# [Work instruction]
Write a continuation of the passage below on kashrut and cheeseburgers, starting after its last sentence.

# [Passage]
:::::

However still – and here, this brings us back to the gift of tradition – the purpose of the Jewish culture, which transmitted through the “religious” perspective of the rabbis, is not just to keep us together, and to maintain our nation in the diaspora, but, also, to teach the world the very value system that we hold to be God’s Wisdom.

If a contemporary Jew follows the Kashrut guide and does not put cheese on the burger as a conscious manifestation to teach respect for the mother-child relationship, then it remains very valuable, and spiritually-significant cultural expression. It becomes a custom that distinguishes our teachings, or Torah, from others, and foments our unique Jewish understanding for the sake of demonstrating this to the entire world. It is not just ritual for ritual sake. It is not just artifact of a religious age. It can be purposeful and, indeed, important. And no liberal Jew should, in their modernist-arrogance, devalue, its purpose and beauty.

However, if the banning of cheese on a burger is done without the consciousness of God’s creation that is foundational, it is simply a “ritual,” and a seemingly arbitrary law. This is which is what contemporary, secular, scientific, spiritual Jews resist and reject.

Thus, in regard to cheeseburgers, there are two possible modes of cultural norms that can exist, one more generalized-secular and one more “religiously-secular,” and both are wonderful Jewish self-expressions in the thought-economy of our people. Both, however, are foundationally secular, based on the design of Life on earth, and are only secondarily religious.

For contemporary Jews who do not maintain the fixity of the law, nor the absolute authority of rabbinic interpretation, kashrut remains “from God,” because it is teaches these natural laws. Such natural laws are not so much built upon some Divine Reason floating in the sky as a substitute for discounted religious-revelation – but, are real natural laws, how species and life were designed. That’s why, if we shirk from it, for instance, by eating fecally-contaminated food, we will, over time, experience lack-of-Goodness, or said, in more religious terms, “God’s curse.” The recent deaths due to E. Coli contamination (the common bacteria in feces) proves the point.

:::::

# [Supplied information]
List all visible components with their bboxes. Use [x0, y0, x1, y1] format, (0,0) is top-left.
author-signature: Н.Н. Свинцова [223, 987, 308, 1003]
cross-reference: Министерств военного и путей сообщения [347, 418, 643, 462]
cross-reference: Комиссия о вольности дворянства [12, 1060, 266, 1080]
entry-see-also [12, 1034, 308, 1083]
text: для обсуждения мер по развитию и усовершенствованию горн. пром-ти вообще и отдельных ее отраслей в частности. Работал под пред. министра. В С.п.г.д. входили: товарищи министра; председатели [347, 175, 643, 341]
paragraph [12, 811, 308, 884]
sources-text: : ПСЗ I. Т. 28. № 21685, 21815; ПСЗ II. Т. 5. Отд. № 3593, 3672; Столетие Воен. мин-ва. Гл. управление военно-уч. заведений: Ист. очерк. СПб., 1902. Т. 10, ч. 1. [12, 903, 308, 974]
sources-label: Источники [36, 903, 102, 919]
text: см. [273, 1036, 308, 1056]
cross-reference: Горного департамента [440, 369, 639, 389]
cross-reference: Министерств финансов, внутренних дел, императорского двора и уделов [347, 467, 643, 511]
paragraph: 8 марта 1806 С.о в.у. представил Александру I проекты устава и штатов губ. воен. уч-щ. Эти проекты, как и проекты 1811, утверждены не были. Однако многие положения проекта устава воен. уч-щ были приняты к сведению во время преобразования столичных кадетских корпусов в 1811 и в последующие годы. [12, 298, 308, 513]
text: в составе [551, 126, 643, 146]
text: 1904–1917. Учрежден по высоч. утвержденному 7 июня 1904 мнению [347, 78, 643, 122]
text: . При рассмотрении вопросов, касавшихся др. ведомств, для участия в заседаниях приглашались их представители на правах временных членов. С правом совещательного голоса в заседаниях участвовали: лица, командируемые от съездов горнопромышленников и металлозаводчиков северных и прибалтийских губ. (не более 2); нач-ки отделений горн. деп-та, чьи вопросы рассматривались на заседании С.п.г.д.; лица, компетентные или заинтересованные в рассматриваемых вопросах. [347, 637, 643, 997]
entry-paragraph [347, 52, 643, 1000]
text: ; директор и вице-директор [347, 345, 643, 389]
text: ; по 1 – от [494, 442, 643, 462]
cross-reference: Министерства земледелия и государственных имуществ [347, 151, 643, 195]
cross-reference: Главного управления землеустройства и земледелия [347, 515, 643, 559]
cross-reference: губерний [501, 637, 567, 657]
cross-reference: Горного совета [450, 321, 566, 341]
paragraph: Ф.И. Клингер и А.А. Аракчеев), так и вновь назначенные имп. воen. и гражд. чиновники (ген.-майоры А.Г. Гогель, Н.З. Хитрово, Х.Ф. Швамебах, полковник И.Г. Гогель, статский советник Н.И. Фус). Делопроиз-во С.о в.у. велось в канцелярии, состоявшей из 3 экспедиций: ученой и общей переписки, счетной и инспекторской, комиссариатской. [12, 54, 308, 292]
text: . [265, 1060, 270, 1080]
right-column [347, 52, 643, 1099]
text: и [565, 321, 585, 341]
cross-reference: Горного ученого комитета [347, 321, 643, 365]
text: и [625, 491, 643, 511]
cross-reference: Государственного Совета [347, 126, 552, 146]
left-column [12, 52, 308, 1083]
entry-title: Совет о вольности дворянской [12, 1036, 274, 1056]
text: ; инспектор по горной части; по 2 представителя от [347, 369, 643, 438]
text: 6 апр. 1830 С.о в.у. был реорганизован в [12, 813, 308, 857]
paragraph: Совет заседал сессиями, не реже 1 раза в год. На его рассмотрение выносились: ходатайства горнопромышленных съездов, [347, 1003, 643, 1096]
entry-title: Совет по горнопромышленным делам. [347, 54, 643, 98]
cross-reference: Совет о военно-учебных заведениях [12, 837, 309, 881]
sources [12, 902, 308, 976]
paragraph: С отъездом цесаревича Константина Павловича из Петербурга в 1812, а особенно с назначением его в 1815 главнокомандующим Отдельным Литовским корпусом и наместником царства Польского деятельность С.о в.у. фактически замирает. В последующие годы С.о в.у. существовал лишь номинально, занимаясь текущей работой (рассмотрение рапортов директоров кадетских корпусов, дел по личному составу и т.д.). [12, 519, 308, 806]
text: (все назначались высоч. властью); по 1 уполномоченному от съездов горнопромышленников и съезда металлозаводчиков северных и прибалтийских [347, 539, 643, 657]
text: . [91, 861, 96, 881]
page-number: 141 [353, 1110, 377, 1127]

:::::

# [Answer below]
Reason is not some philosophical-principle-of-unity, as the early Reformers sometimes presented it. “Reason” is the organizational-structure of human experience, perceived and actualized, for the purpose of experiencing Good on a very real earth, with very real laws governing it. Indeed, the very notion of “rational” must be re-defined here beyond the catholic-modernist philosophy of the 19th century.

Understanding how to present Kashut in an enlightened, secular, scientific, spiritual age provides us with an excellent example, which, if generalized, can help us develop teaching techniques for contemporary Jews that draw upon the best of tradition, without losing the best of modernism. It can help us do this without dividing our minds into “secular” and “religious,” “Jew” and “Gentile,” “science” and “faith,” all of which violate the Unity of Knowledge, the Unity of Humankind, and of course, That Unity, which is The One God, Adonai Echad.

Teaching contemporary Jews in this enlightened way allows for something marvelous to occur: EXCITEMENT in contemporary Judaism.

The Jew – contemporary and non-religious – can truly know him/herself as “covenanted.” The Jew returns to being the root of Western civilization. And now Western civilization becomes healed through the continual witness of the Jew.

Now the purpose of the preservation of our people is maintained, without the force-feeding of strict religionism, or the denial and demonization of secular life as an instrument of “mere assimilation,” to be feared!

Quite the contrary, this enlightened approach to teaching allows Jews to be the herald of an outreach to draw more and more of the un-churched, people who are looking for a “way of Life” that brings their life purpose and meaning, no matter what their background.

Can today’s Judaism be a conversionary movement? It already is. More than 50 percent of new Jews come from non-Jews. But, until now, we have failed to identify a compelling way to handle this challenging, but I believe evolutionary phenomenon.